* [Problems to solve]:
[1] From the article on building a music recommendation system, list every name that its code brings in with an import statement.
[2] Pick up the music recommendation article after its last sentence and keep writing it.

* [Excerpt to read]:

⁂

Playlist for Your Life

4 min readMay 28, 2024

In the era of digital streaming, music recommendation systems have become an essential part of our listening experience. These systems leverage sophisticated algorithms and data analysis techniques to suggest songs that resonate with our tastes and preferences. This article explores the development of a music recommendation system using Python and machine learning, focusing on text preprocessing, tokenization, and similarity measurement.

The foundation of any recommendation system is the dataset. For this project, we used the “spotify_millsongdata.csv” dataset, which contains detailed information about various songs, including their lyrics, titles, and other metadata. The initial steps involve loading this dataset and performing some basic exploratory data analysis (EDA) to understand its structure and content.

import pandas as pd
import nltk
from nltk.stem.porter import PorterStemmer
from sklearn.feature_extraction.text import TfidfVectorizer
from sklearn.metrics.pairwise import cosine_similarity

music_data = pd.read_csv("spotify_millsongdata.csv")

display(music_data.head())
display(music_data.tail())
display(music_data.shape)
display(music_data.isna().sum())

This snippet reads the dataset and displays its first and last few records, along with its dimensions and missing values. EDA helps us identify any anomalies or missing data that might need handling before we proceed further.

Given the large size of the dataset, we sample 20,000 records for our analysis to ensure computational efficiency. Additionally, we drop any unnecessary columns, such as links to the songs, which do not contribute to our recommendation logic.

music_data =music_data.sample(20000).drop('link', axis=1).reset_index(drop=True)

Next, we focus on text preprocessing. Lyrics, stored in the ‘text’ column, need to be cleaned and standardized. This involves converting all text to lowercase and removing unwanted characters like newline characters.

⁂

* [Source excerpt]:

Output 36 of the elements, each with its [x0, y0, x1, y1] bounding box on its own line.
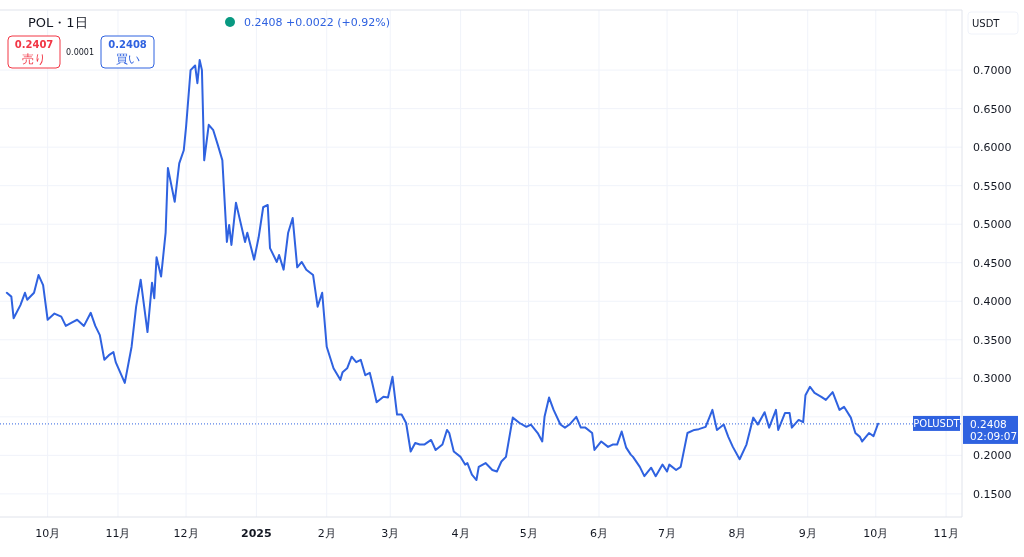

⁂

* [Responses per task]:
[1]
- pandas (imported as pd)
- nltk
- PorterStemmer
- TfidfVectorizer
- cosine_similarity

[2]
music_data['text'] = music_data['text'].str.lower().replace(r'^\w\s', ' ').replace(r'\n', ' ', regex = True)

Tokenization is the process of splitting text into individual words or tokens. Following tokenization, we apply stemming to reduce words to their root form. This reduces the complexity of the text data and enhances the performance of our model.

stemmer = PorterStemmer()

def tokenization(txt):
    tokens = nltk.word_tokenize(txt)
    stemming = [stemmer.stem(w) for w in tokens]
    return " ".join(stemming)

music_data['text'] = music_data['text'].apply(lambda x: tokenization(x))

Here, we define a function tokenization that tokenizes and stems each song’s lyrics, then apply this function to the entire ‘text’ column.

To measure the similarity between songs, we transform the cleaned lyrics into a numerical format using the Term Frequency-Inverse Document Frequency (TF-IDF) vectorizer. This technique evaluates how important a word is to a document in a collection of documents, providing a more meaningful numerical representation of the lyrics.

tfidvector = TfidfVectorizer(analyzer='word',stop_words='english')
matrix = tfidvector.fit_transform(music_data['text'])
similarity = cosine_similarity(matrix)

The core of our recommendation system is a function that, given a song, finds and returns a list of similar songs based on the cosine similarity scores.

def recommendation(song_df):
    idx = music_data[music_data['song'] == song_df].index[0]
    distances = sorted(list(enumerate(similarity[idx])),reverse=True,key=lambda x:x[1])
    
    songs = []
    for m_id in distances[1:21]:
        songs.append(music_data.iloc[m_id[0]].song)
        
    return songs

This function first identifies the index of the given song in the dataset. It then sorts all other songs based on their similarity to the given song, excluding the song itself, and returns the top 20 most similar songs.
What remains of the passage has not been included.